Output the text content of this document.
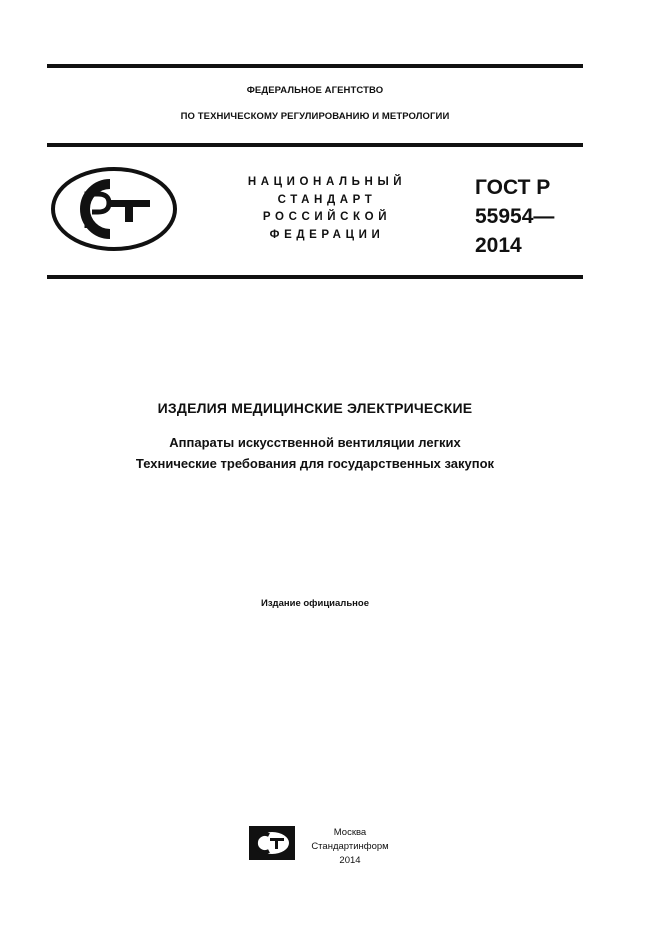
ФЕДЕРАЛЬНОЕ АГЕНТСТВО
ПО ТЕХНИЧЕСКОМУ РЕГУЛИРОВАНИЮ И МЕТРОЛОГИИ
НАЦИОНАЛЬНЫЙ
СТАНДАРТ
РОССИЙСКОЙ
ФЕДЕРАЦИИ
ГОСТ Р
55954—
2014
ИЗДЕЛИЯ МЕДИЦИНСКИЕ ЭЛЕКТРИЧЕСКИЕ
Аппараты искусственной вентиляции легких
Технические требования для государственных закупок
Издание официальное
Москва
Стандартинформ
2014
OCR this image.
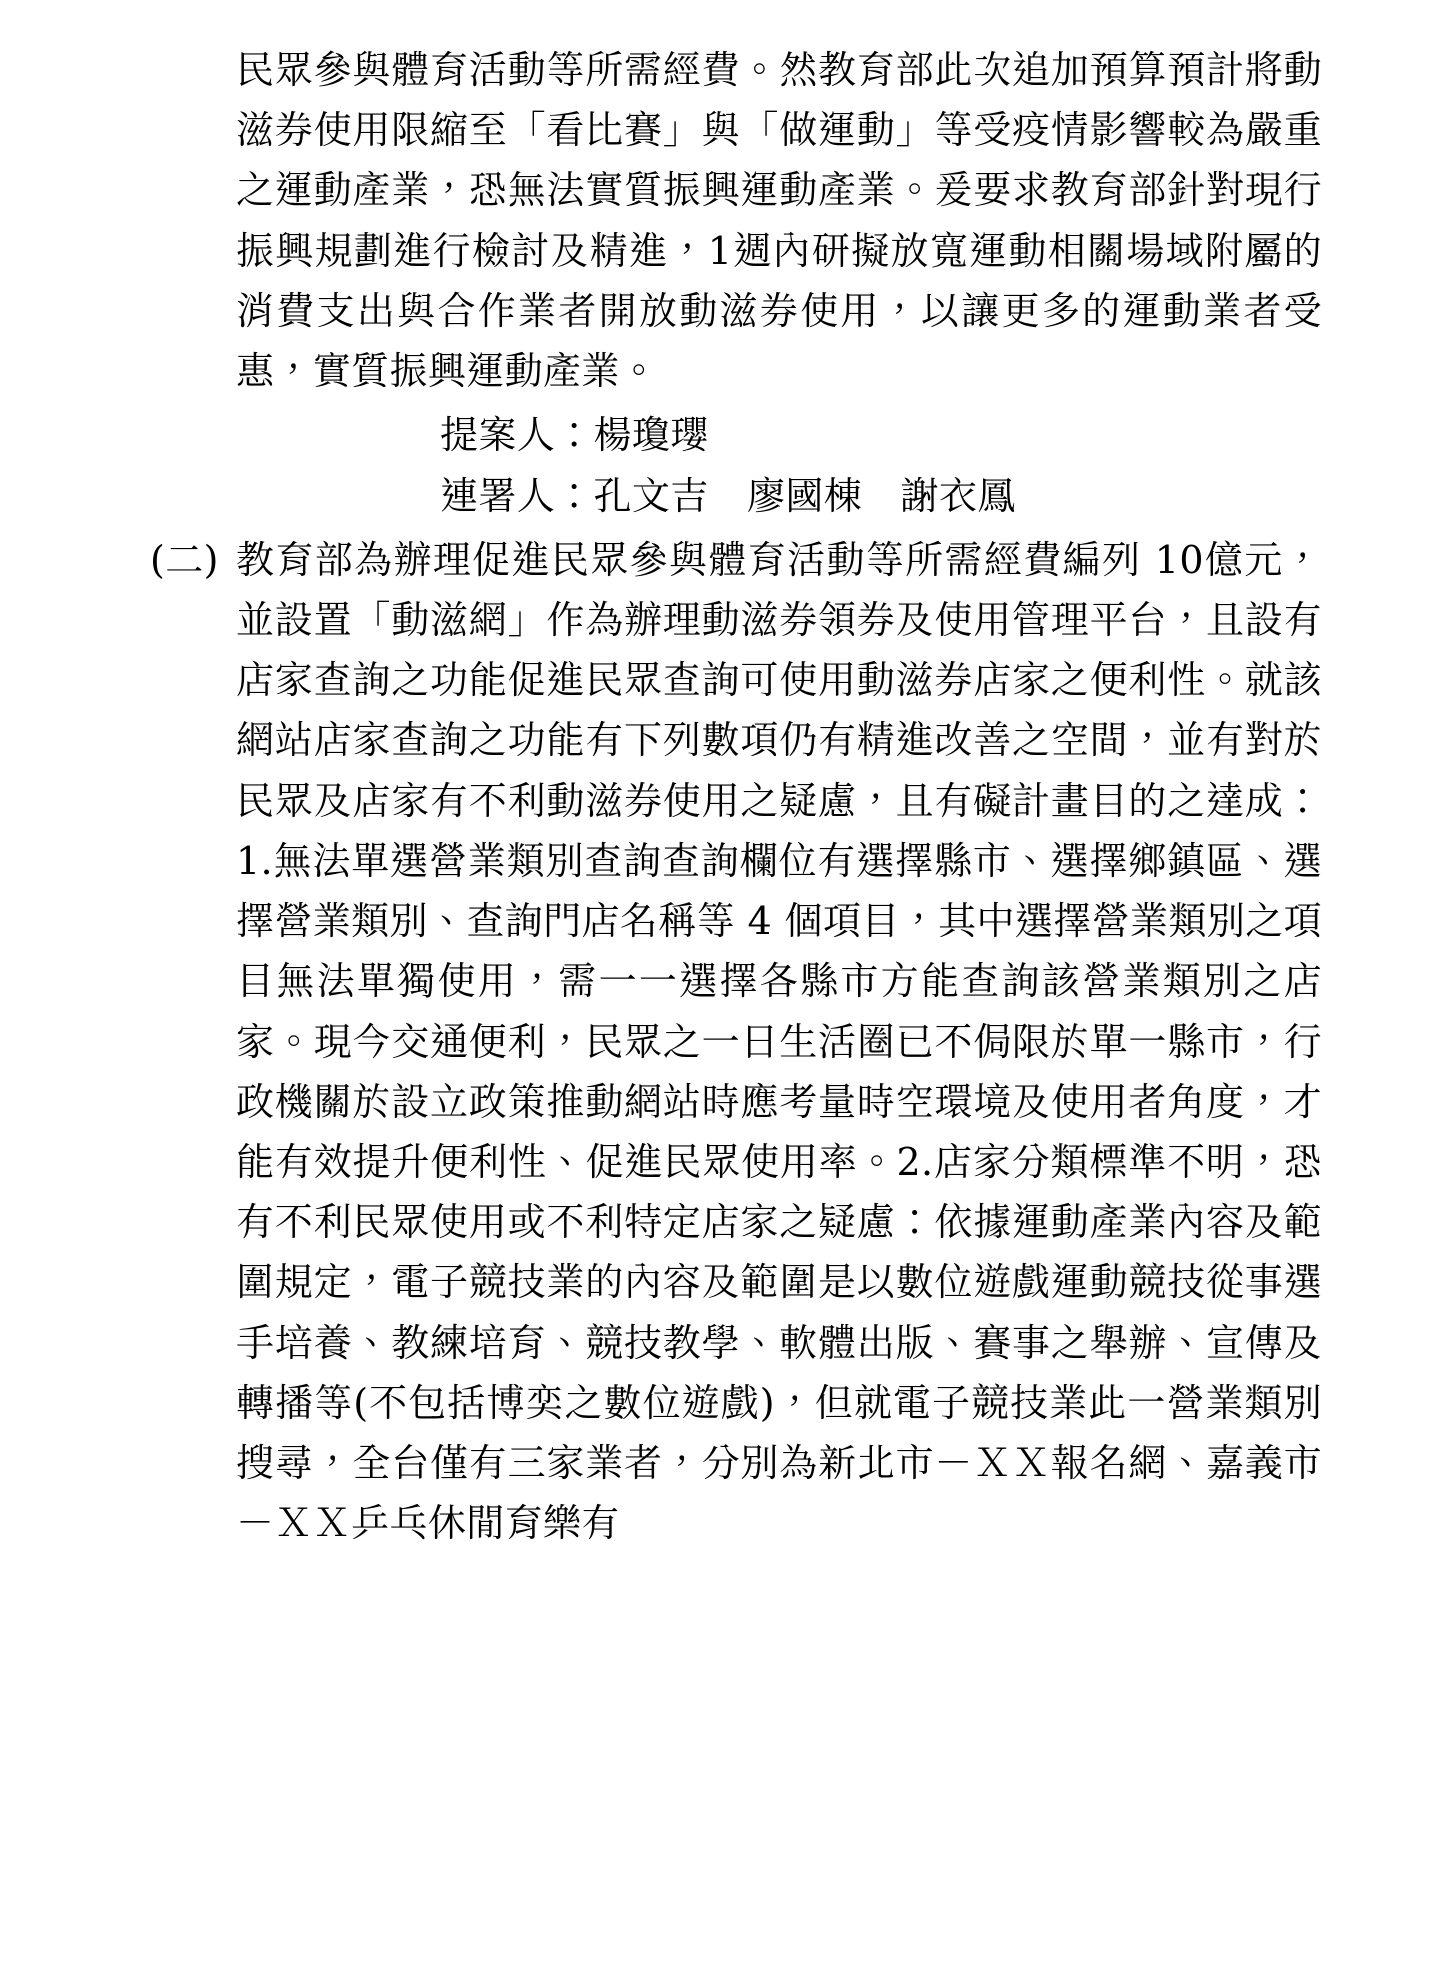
民眾參與體育活動等所需經費。然教育部此次追加預算預計將動滋券使用限縮至「看比賽」與「做運動」等受疫情影響較為嚴重之運動產業，恐無法實質振興運動產業。爰要求教育部針對現行振興規劃進行檢討及精進，1週內研擬放寬運動相關場域附屬的消費支出與合作業者開放動滋券使用，以讓更多的運動業者受惠，實質振興運動產業。

提案人：楊瓊瓔

連署人：孔文吉　廖國棟　謝衣鳳

(二) 教育部為辦理促進民眾參與體育活動等所需經費編列 10億元，並設置「動滋網」作為辦理動滋券領券及使用管理平台，且設有店家查詢之功能促進民眾查詢可使用動滋券店家之便利性。就該網站店家查詢之功能有下列數項仍有精進改善之空間，並有對於民眾及店家有不利動滋券使用之疑慮，且有礙計畫目的之達成：1.無法單選營業類別查詢查詢欄位有選擇縣市、選擇鄉鎮區、選擇營業類別、查詢門店名稱等 4 個項目，其中選擇營業類別之項目無法單獨使用，需一一選擇各縣市方能查詢該營業類別之店家。現今交通便利，民眾之一日生活圈已不侷限於單一縣市，行政機關於設立政策推動網站時應考量時空環境及使用者角度，才能有效提升便利性、促進民眾使用率。2.店家分類標準不明，恐有不利民眾使用或不利特定店家之疑慮：依據運動產業內容及範圍規定，電子競技業的內容及範圍是以數位遊戲運動競技從事選手培養、教練培育、競技教學、軟體出版、賽事之舉辦、宣傳及轉播等(不包括博奕之數位遊戲)，但就電子競技業此一營業類別搜尋，全台僅有三家業者，分別為新北市－ＸＸ報名網、嘉義市－ＸＸ乒乓休閒育樂有
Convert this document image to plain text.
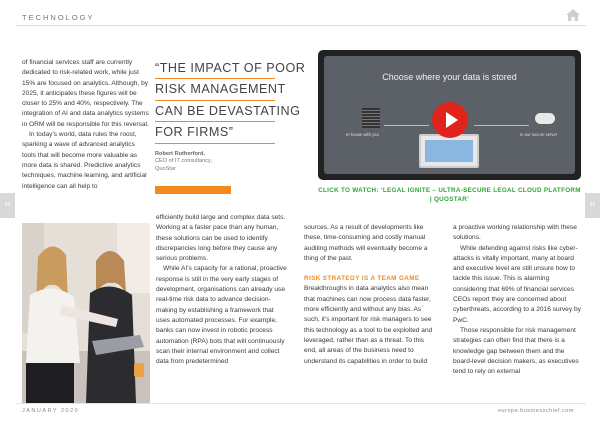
TECHNOLOGY

of financial services staff are currently dedicated to risk-related work, while just 15% are focused on analytics. Although, by 2025, it anticipates these figures will be closer to 25% and 40%, respectively. The integration of AI and data analytics systems in ORM will be responsible for this reversal.

In today’s world, data rules the roost, sparking a wave of advanced analytics tools that will become more valuable as more data is shared. Predictive analytics techniques, machine learning, and artificial intelligence can all help to

“THE IMPACT OF POOR
RISK MANAGEMENT
CAN BE DEVASTATING
FOR FIRMS”
Robert Rutherford,
CEO of IT consultancy,
QuoStar
Choose where your data is stored
In-house with you	In our secure server
CLICK TO WATCH: ‘LEGAL IGNITE – ULTRA-SECURE LEGAL CLOUD PLATFORM | QUOSTAR’
44	45

efficiently build large and complex data sets. Working at a faster pace than any human, these solutions can be used to identify discrepancies long before they cause any serious problems.

While AI’s capacity for a rational, proactive response is still in the very early stages of development, organisations can already use real-time risk data to advance decision-making by establishing a framework that uses automated processes. For example, banks can now invest in robotic process automation (RPA) bots that will continuously scan their internal environment and collect data from predetermined

sources. As a result of developments like these, time-consuming and costly manual auditing methods will eventually become a thing of the past.

RISK STRATEGY IS A TEAM GAME

Breakthroughs in data analytics also mean that machines can now process data faster, more efficiently and without any bias. As such, it’s important for risk managers to see this technology as a tool to be exploited and leveraged, rather than as a threat. To this end, all areas of the business need to understand its capabilities in order to build

a proactive working relationship with these solutions.

While defending against risks like cyber-attacks is vitally important, many at board and executive level are still unsure how to tackle this issue. This is alarming considering that 69% of financial services CEOs report they are concerned about cyberthreats, according to a 2016 survey by PwC.

Those responsible for risk management strategies can often find that there is a knowledge gap between them and the board-level decision makers, as executives tend to rely on external

JANUARY 2020	europe.businesschief.com
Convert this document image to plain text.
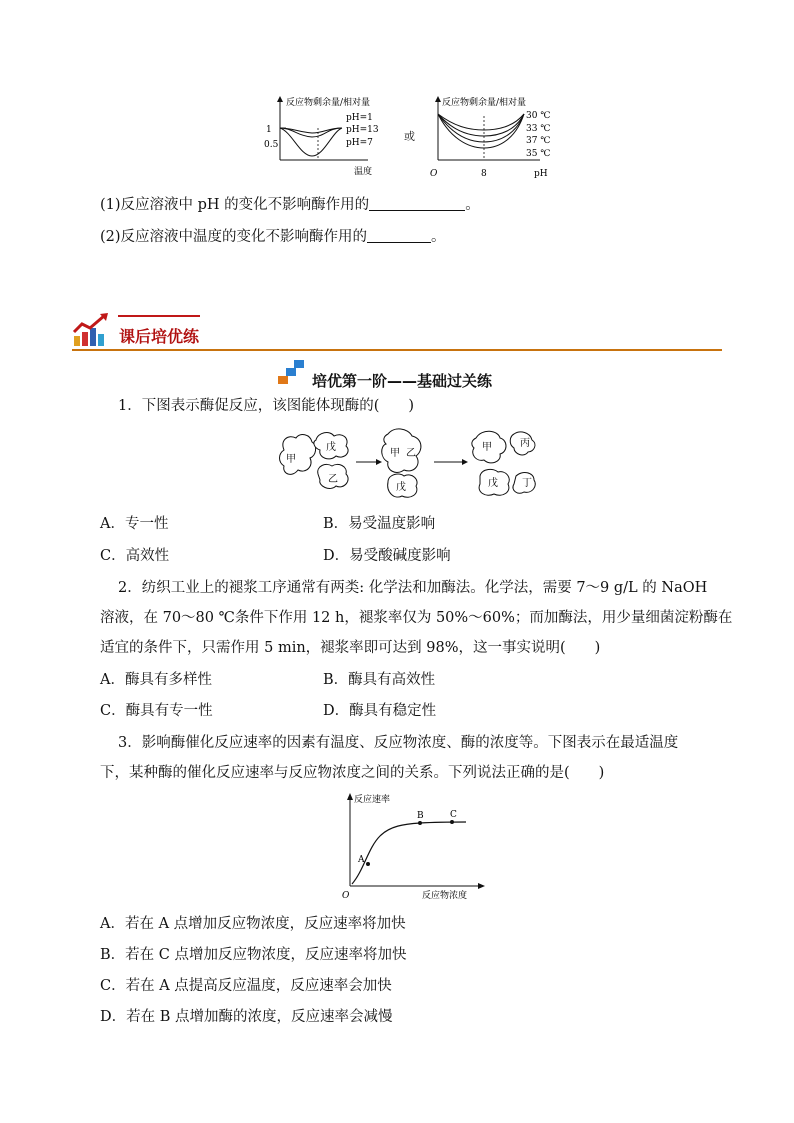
反应物剩余量/相对量
1
0.5
pH=1
pH=13
pH=7
温度
或
反应物剩余量/相对量
O	8	pH
30 ℃
33 ℃
37 ℃
35 ℃
(1)反应溶液中 pH 的变化不影响酶作用的	。
(2)反应溶液中温度的变化不影响酶作用的	。
课后培优练
培优第一阶——基础过关练
1．下图表示酶促反应，该图能体现酶的(　　)
甲
戊
乙
甲 乙
戊
甲	丙
戊 丁
A．专一性	B．易受温度影响
C．高效性	D．易受酸碱度影响
2．纺织工业上的褪浆工序通常有两类: 化学法和加酶法。化学法，需要 7～9 g/L 的 NaOH
溶液，在 70～80 ℃条件下作用 12 h，褪浆率仅为 50%～60%；而加酶法，用少量细菌淀粉酶在
适宜的条件下，只需作用 5 min，褪浆率即可达到 98%，这一事实说明(　　)
A．酶具有多样性	B．酶具有高效性
C．酶具有专一性	D．酶具有稳定性
3．影响酶催化反应速率的因素有温度、反应物浓度、酶的浓度等。下图表示在最适温度
下，某种酶的催化反应速率与反应物浓度之间的关系。下列说法正确的是(　　)
反应速率
A
B	C
O	反应物浓度
A．若在 A 点增加反应物浓度，反应速率将加快
B．若在 C 点增加反应物浓度，反应速率将加快
C．若在 A 点提高反应温度，反应速率会加快
D．若在 B 点增加酶的浓度，反应速率会减慢
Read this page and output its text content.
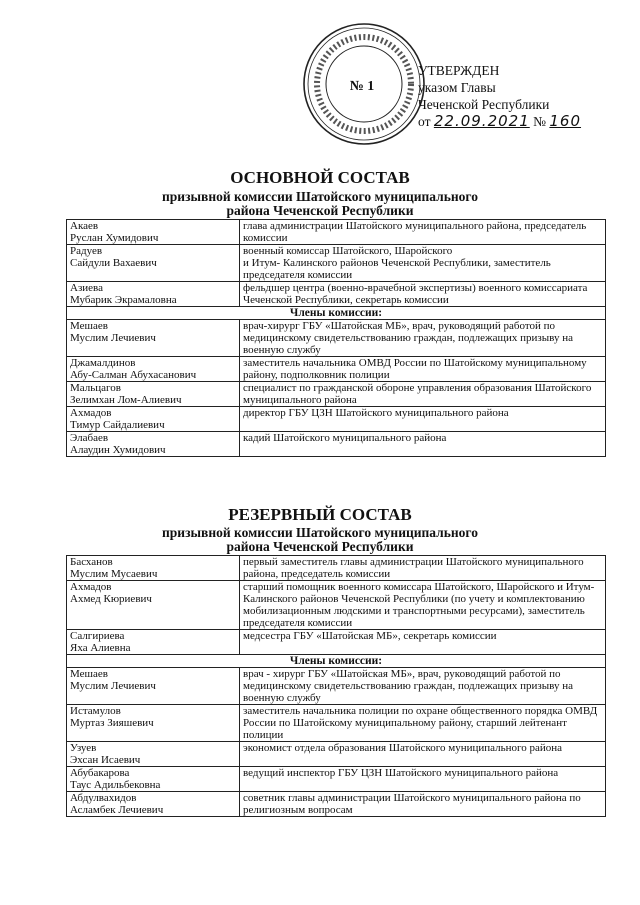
№ 1
УТВЕРЖДЕН
указом Главы
Чеченской Республики
от 22.09.2021 № 160
ОСНОВНОЙ СОСТАВ
призывной комиссии Шатойского муниципального
района Чеченской Республики
Акаев
Руслан Хумидович	глава администрации Шатойского муниципального района, председатель комиссии
Радуев
Сайдули Вахаевич	военный комиссар Шатойского, Шаройского
и Итум- Калинского районов Чеченской Республики, заместитель председателя комиссии
Азиева
Мубарик Экрамаловна	фельдшер центра (военно-врачебной экспертизы) военного комиссариата Чеченской Республики, секретарь комиссии
Члены комиссии:	
Мешаев
Муслим Лечиевич	врач-хирург ГБУ «Шатойская МБ», врач, руководящий работой по медицинскому свидетельствованию граждан, подлежащих призыву на военную службу
Джамалдинов
Абу-Салман Абухасанович	заместитель начальника ОМВД России по Шатойскому муниципальному району, подполковник полиции
Мальцагов
Зелимхан Лом-Алиевич	специалист по гражданской обороне управления образования Шатойского муниципального района
Ахмадов
Тимур Сайдалиевич	директор ГБУ ЦЗН Шатойского муниципального района
Элабаев
Алаудин Хумидович	кадий Шатойского муниципального района
РЕЗЕРВНЫЙ СОСТАВ
призывной комиссии Шатойского муниципального
района Чеченской Республики
Басханов
Муслим Мусаевич	первый заместитель главы администрации Шатойского муниципального района, председатель комиссии
Ахмадов
Ахмед Кюриевич	старший помощник военного комиссара Шатойского, Шаройского и Итум-Калинского районов Чеченской Республики (по учету и комплектованию мобилизационным людскими и транспортными ресурсами), заместитель председателя комиссии
Салгириева
Яха Алиевна	медсестра ГБУ «Шатойская МБ», секретарь комиссии
Члены комиссии:	
Мешаев
Муслим Лечиевич	врач - хирург ГБУ «Шатойская МБ», врач, руководящий работой по медицинскому свидетельствованию граждан, подлежащих призыву на военную службу
Истамулов
Муртаз Зияшевич	заместитель начальника полиции по охране общественного порядка ОМВД России по Шатойскому муниципальному району, старший лейтенант полиции
Узуев
Эхсан Исаевич	экономист отдела образования Шатойского муниципального района
Абубакарова
Таус Адильбековна	ведущий инспектор ГБУ ЦЗН Шатойского муниципального района
Абдулвахидов
Асламбек Лечиевич	советник главы администрации Шатойского муниципального района по религиозным вопросам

========================================

● **WHAT YOU WILL DO**
Select the lines from the entries that include the word "районов".

● **EXERCISE RESULT**
и Итум- Калинского районов Чеченской Республики, заместитель председателя комиссии
Ахмед Кюриевич	старший помощник военного комиссара Шатойского, Шаройского и Итум-Калинского районов Чеченской Республики (по учету и комплектованию мобилизационным людскими и транспортными ресурсами), заместитель председателя комиссии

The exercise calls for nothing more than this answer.